[Task directions] Read the entries below and pull out each line with the string "part".
------------------------------------------------
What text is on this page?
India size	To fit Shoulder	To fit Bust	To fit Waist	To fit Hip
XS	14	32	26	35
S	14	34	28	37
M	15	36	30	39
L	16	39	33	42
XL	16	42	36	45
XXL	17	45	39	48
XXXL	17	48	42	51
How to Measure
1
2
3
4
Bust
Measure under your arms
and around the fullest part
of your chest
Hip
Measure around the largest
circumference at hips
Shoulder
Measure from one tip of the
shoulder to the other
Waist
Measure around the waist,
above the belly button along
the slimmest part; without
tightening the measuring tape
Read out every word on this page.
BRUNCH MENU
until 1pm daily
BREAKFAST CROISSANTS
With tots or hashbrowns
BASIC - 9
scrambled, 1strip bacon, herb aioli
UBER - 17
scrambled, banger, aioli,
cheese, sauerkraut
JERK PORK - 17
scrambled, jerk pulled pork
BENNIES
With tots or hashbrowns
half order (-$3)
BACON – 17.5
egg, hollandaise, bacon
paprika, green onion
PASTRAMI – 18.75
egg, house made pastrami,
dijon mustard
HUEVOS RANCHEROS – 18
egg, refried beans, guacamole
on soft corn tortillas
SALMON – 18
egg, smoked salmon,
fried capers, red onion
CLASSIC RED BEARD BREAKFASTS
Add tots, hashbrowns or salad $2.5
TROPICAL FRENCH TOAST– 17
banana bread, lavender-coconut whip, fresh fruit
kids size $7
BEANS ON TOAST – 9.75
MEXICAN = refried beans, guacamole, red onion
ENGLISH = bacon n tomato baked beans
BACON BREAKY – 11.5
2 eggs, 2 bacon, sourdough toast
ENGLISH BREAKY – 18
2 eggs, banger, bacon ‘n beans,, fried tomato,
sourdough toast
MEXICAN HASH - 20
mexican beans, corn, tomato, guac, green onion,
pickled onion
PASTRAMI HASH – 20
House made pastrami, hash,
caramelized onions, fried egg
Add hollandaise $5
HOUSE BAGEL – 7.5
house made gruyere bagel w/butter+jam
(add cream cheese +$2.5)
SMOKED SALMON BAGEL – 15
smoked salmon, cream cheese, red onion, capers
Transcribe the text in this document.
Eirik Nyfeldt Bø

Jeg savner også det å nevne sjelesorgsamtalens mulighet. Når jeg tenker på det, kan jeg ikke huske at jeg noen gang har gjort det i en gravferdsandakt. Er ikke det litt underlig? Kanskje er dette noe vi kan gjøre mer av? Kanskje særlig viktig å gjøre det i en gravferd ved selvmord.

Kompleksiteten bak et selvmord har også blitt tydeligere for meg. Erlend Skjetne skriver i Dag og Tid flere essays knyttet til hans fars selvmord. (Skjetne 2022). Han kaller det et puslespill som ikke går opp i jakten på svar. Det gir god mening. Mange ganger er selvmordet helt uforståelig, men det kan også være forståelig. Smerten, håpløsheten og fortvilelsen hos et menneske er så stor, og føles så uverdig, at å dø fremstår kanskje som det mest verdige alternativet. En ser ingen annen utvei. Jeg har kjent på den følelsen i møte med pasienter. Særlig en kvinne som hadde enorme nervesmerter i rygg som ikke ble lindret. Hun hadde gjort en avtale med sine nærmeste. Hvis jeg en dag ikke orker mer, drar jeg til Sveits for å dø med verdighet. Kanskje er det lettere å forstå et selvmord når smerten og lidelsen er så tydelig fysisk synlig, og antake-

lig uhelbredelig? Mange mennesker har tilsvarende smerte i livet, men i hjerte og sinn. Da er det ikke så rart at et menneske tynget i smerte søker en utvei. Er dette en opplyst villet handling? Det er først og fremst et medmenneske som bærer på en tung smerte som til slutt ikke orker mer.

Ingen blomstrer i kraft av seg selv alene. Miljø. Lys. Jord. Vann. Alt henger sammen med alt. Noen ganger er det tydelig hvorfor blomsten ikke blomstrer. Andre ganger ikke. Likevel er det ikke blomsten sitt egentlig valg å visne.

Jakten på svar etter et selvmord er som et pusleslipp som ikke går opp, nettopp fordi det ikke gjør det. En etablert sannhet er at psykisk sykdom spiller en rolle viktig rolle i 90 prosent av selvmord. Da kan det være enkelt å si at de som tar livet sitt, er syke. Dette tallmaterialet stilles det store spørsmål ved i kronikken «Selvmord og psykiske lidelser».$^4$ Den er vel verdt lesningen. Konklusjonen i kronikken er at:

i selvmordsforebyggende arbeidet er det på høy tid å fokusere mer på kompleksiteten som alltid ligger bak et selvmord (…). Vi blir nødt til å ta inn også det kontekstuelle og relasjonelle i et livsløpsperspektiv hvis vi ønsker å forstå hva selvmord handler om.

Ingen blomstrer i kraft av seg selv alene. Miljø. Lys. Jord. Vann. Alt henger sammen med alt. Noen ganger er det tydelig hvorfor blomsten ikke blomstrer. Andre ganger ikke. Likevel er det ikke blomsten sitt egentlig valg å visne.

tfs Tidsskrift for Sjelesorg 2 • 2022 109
------------------------------------------------
[Solved exercise]
and around the fullest part
the slimmest part; without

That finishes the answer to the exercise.